EXERCISE GOAL – Find how many lines in the material hold the word "download", then state that number and nothing more.

(Stored data)

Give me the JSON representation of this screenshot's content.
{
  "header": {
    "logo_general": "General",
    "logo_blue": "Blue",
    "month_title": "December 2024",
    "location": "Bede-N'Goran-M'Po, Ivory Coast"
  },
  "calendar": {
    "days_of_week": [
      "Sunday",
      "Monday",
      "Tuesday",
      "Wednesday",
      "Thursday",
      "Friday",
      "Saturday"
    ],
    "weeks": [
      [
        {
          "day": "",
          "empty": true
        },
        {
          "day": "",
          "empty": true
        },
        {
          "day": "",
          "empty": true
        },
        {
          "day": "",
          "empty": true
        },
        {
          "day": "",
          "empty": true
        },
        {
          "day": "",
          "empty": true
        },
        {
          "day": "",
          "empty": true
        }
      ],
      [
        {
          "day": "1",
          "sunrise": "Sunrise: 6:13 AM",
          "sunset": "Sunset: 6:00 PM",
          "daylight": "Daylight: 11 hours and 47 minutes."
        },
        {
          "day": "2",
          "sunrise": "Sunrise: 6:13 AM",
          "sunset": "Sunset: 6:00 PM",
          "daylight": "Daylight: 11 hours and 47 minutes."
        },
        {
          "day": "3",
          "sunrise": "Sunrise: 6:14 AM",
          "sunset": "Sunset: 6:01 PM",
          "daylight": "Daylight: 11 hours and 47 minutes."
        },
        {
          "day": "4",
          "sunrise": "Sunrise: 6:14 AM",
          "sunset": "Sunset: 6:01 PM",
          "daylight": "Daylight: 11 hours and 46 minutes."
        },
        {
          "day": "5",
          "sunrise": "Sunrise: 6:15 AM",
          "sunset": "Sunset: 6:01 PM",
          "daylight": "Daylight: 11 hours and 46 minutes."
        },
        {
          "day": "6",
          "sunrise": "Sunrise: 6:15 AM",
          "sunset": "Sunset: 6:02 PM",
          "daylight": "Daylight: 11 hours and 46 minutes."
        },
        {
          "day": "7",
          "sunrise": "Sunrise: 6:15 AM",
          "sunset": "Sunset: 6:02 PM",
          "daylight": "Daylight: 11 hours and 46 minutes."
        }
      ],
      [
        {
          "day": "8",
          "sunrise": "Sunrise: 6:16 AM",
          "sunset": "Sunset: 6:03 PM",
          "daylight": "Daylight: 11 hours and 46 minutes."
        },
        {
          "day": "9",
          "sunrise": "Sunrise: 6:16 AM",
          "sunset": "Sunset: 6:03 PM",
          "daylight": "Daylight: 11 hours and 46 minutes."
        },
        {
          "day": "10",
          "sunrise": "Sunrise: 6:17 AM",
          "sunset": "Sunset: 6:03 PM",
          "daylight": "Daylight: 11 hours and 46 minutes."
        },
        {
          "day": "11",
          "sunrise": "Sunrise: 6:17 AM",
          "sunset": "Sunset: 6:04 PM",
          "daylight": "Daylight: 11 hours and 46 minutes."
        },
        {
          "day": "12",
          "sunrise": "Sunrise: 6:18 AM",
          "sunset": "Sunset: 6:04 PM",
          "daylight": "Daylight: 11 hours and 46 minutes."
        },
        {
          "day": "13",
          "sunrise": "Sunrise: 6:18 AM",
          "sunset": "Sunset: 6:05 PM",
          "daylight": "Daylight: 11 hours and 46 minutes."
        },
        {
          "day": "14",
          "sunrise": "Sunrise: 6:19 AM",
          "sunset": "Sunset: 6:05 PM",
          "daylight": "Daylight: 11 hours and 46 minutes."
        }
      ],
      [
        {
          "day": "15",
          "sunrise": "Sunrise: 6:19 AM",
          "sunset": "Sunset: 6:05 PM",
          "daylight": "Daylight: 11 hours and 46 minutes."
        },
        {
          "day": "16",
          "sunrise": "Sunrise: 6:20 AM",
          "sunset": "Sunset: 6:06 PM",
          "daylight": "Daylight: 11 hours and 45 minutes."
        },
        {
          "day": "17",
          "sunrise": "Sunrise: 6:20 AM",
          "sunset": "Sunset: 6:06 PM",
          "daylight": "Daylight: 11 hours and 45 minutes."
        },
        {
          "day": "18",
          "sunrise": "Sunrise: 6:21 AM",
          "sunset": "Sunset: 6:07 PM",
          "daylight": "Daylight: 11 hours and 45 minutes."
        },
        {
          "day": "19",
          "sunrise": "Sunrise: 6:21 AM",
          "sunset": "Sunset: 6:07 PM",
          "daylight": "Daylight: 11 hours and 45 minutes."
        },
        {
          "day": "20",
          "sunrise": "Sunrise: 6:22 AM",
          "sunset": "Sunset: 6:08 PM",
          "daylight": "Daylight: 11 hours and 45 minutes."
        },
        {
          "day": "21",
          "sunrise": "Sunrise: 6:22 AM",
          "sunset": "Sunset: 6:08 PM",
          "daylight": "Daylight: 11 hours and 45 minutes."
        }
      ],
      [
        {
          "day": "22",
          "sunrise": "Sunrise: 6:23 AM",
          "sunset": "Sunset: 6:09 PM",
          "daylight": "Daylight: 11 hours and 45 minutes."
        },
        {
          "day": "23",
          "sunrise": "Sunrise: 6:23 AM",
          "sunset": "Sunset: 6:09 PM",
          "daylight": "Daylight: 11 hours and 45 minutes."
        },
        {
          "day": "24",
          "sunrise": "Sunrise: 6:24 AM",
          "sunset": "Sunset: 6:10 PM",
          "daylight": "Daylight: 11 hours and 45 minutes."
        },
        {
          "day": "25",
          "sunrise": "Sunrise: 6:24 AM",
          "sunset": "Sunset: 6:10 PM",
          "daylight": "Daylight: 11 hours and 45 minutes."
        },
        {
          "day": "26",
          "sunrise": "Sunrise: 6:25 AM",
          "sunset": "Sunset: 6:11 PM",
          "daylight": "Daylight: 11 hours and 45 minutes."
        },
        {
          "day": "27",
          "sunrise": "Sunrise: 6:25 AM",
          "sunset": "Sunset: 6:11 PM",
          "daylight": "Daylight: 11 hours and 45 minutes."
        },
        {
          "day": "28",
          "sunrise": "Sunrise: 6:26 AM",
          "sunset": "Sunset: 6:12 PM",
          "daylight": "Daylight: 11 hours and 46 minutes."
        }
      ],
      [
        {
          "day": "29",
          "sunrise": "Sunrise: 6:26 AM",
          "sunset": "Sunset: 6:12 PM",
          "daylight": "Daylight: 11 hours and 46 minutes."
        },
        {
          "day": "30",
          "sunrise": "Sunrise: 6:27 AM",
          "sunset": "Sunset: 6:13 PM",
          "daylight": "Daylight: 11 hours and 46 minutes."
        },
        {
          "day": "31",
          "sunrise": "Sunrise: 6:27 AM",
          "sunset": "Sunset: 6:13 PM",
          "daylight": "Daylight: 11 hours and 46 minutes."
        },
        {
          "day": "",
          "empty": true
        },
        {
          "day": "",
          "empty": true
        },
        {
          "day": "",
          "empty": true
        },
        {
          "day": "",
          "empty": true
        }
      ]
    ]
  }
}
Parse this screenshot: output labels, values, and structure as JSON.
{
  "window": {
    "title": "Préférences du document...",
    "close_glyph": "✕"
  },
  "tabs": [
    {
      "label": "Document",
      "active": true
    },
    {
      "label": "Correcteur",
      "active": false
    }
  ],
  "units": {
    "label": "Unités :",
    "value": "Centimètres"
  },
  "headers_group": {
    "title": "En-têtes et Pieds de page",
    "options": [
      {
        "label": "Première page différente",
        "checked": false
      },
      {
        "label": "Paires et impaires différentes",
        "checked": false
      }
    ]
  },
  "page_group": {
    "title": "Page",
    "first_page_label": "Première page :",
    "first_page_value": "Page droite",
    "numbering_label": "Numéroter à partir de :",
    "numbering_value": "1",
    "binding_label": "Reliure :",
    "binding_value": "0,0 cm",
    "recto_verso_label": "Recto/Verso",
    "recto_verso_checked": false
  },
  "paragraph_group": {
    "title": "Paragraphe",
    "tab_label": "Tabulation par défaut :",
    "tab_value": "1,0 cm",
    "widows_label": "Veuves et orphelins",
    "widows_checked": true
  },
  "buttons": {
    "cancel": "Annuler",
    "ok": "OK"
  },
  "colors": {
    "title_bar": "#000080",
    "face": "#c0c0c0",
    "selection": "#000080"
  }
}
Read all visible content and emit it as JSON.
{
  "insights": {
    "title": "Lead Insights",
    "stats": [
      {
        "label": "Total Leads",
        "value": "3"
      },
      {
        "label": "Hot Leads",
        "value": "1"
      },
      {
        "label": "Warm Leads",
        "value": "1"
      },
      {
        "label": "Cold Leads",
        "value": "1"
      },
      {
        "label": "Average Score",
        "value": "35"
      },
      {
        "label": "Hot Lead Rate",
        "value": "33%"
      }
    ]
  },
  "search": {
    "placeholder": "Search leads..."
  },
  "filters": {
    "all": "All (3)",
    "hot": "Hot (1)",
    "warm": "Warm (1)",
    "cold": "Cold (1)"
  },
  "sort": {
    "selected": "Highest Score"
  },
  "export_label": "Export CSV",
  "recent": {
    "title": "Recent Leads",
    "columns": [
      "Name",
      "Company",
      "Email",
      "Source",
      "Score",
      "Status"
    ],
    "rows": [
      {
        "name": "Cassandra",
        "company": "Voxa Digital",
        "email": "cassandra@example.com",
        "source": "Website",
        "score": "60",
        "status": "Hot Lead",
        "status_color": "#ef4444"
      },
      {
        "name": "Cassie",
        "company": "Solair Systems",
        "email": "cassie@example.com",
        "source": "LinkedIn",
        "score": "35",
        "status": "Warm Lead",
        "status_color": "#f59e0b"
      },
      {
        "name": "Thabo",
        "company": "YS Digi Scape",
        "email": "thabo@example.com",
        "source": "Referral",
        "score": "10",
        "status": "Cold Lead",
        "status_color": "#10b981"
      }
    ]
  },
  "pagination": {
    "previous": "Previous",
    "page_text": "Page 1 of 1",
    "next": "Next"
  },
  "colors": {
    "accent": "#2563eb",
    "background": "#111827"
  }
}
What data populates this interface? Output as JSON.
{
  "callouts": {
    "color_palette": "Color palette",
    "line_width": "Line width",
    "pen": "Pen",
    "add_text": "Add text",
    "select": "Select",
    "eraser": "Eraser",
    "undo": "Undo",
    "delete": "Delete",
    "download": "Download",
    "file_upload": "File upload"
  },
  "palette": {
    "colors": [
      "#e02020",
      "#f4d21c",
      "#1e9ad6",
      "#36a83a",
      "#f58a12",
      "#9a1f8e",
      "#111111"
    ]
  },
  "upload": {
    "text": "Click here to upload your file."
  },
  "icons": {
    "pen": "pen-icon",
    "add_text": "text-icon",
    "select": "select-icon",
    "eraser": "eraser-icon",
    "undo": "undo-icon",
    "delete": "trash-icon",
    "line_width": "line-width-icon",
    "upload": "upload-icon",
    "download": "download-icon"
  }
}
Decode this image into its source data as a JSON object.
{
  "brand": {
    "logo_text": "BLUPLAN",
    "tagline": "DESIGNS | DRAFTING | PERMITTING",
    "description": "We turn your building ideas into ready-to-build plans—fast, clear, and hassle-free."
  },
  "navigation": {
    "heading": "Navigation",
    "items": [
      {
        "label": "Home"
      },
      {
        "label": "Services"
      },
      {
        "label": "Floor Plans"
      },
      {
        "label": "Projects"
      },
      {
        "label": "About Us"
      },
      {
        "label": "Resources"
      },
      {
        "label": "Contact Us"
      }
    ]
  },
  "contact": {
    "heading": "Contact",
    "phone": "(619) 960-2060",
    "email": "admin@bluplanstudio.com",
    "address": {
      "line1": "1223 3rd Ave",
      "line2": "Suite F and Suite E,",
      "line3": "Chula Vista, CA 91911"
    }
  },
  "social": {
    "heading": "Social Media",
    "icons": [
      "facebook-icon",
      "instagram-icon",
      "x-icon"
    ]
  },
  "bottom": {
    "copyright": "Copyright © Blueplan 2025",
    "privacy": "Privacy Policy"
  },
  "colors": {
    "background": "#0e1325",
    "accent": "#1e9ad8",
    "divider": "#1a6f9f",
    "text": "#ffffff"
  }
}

WRITTEN RESPONSE – 2